**What to work on:** Copy all lines holding the word "boîtier" from the entries.

— begin Records shown —

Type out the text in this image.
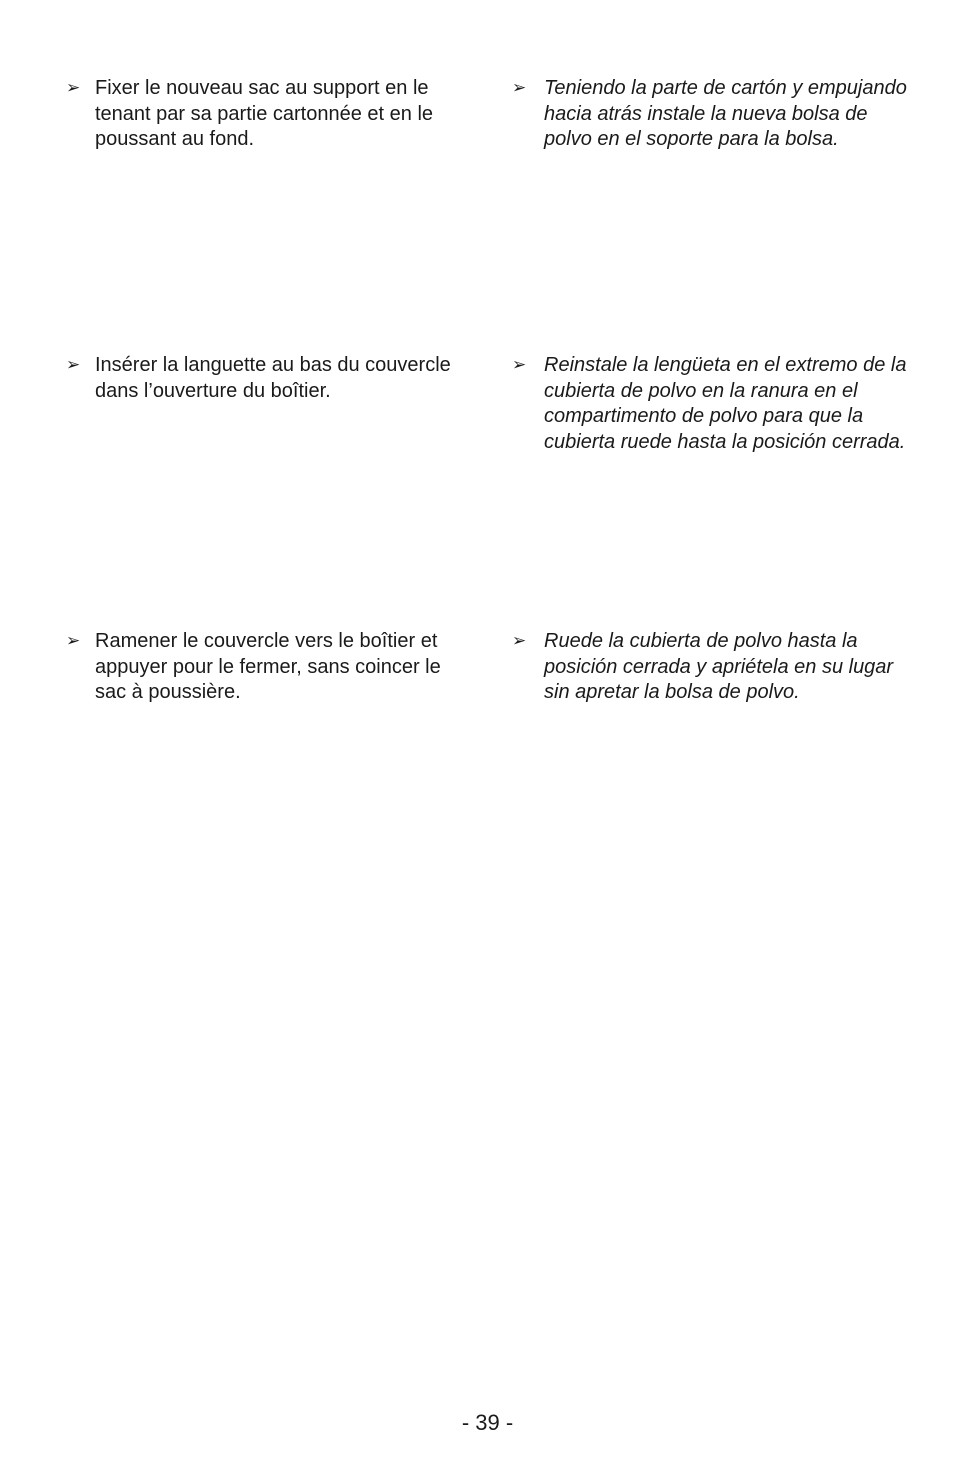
➢ Fixer le nouveau sac au support en le tenant par sa partie cartonnée et en le poussant au fond.
➢ Teniendo la parte de cartón y empujando hacia atrás instale la nueva bolsa de polvo en el soporte para la bolsa.
➢ Insérer la languette au bas du couvercle dans l’ouverture du boîtier.
➢ Reinstale la lengüeta en el extremo de la cubierta de polvo en la ranura en el compartimento de polvo para que la cubierta ruede hasta la posición cerrada.
➢ Ramener le couvercle vers le boîtier et appuyer pour le fermer, sans coincer le sac à poussière.
➢ Ruede la cubierta de polvo hasta la posición cerrada y apriétela en su lugar sin apretar la bolsa de polvo.
- 39 -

— end Records shown —

**Finished exercise:**
➢ Insérer la languette au bas du couvercle dans l’ouverture du boîtier.
➢ Ramener le couvercle vers le boîtier et appuyer pour le fermer, sans coincer le sac à poussière.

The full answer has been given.